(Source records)
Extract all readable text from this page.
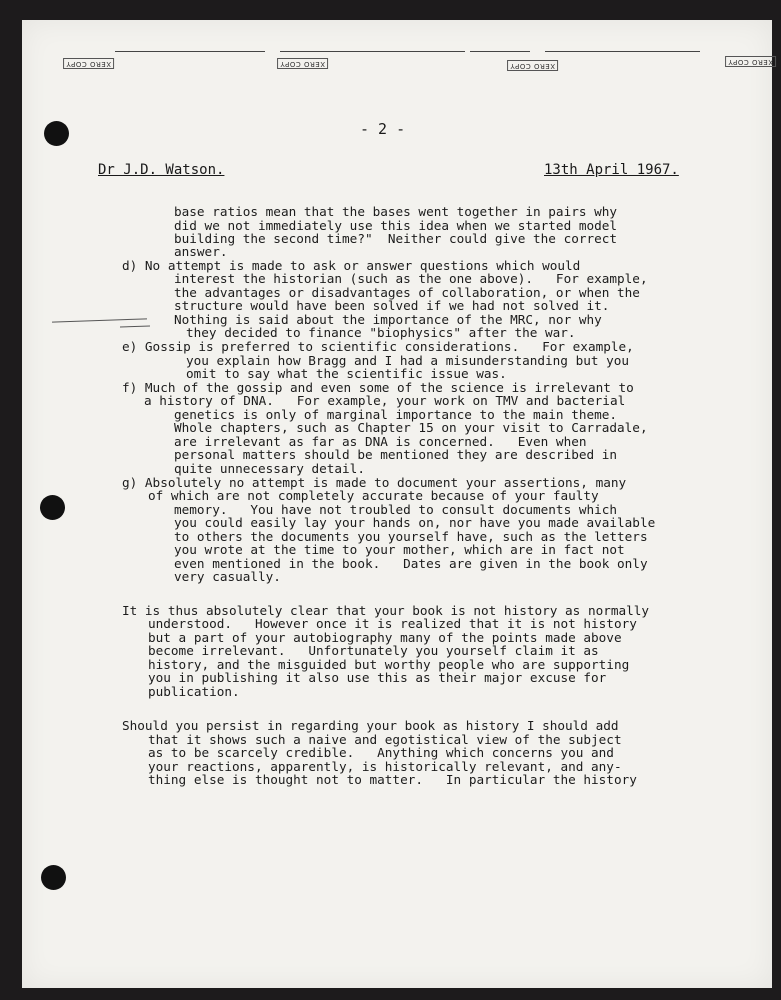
XERO COPY	XERO COPY	XERO COPY	XERO COPY
- 2 -
Dr J.D. Watson.	13th April 1967.
base ratios mean that the bases went together in pairs why
did we not immediately use this idea when we started model
building the second time?"  Neither could give the correct
answer.
d) No attempt is made to ask or answer questions which would
interest the historian (such as the one above).   For example,
the advantages or disadvantages of collaboration, or when the
structure would have been solved if we had not solved it.
Nothing is said about the importance of the MRC, nor why
they decided to finance "biophysics" after the war.
e) Gossip is preferred to scientific considerations.   For example,
you explain how Bragg and I had a misunderstanding but you
omit to say what the scientific issue was.
f) Much of the gossip and even some of the science is irrelevant to
a history of DNA.   For example, your work on TMV and bacterial
genetics is only of marginal importance to the main theme.
Whole chapters, such as Chapter 15 on your visit to Carradale,
are irrelevant as far as DNA is concerned.   Even when
personal matters should be mentioned they are described in
quite unnecessary detail.
g) Absolutely no attempt is made to document your assertions, many
of which are not completely accurate because of your faulty
memory.   You have not troubled to consult documents which
you could easily lay your hands on, nor have you made available
to others the documents you yourself have, such as the letters
you wrote at the time to your mother, which are in fact not
even mentioned in the book.   Dates are given in the book only
very casually.
It is thus absolutely clear that your book is not history as normally
understood.   However once it is realized that it is not history
but a part of your autobiography many of the points made above
become irrelevant.   Unfortunately you yourself claim it as
history, and the misguided but worthy people who are supporting
you in publishing it also use this as their major excuse for
publication.
Should you persist in regarding your book as history I should add
that it shows such a naive and egotistical view of the subject
as to be scarcely credible.   Anything which concerns you and
your reactions, apparently, is historically relevant, and any-
thing else is thought not to matter.   In particular the history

**Exercise**: Every line above holding the string "made" should be listed.

**Reply**:
d) No attempt is made to ask or answer questions which would
g) Absolutely no attempt is made to document your assertions, many
you could easily lay your hands on, nor have you made available
but a part of your autobiography many of the points made above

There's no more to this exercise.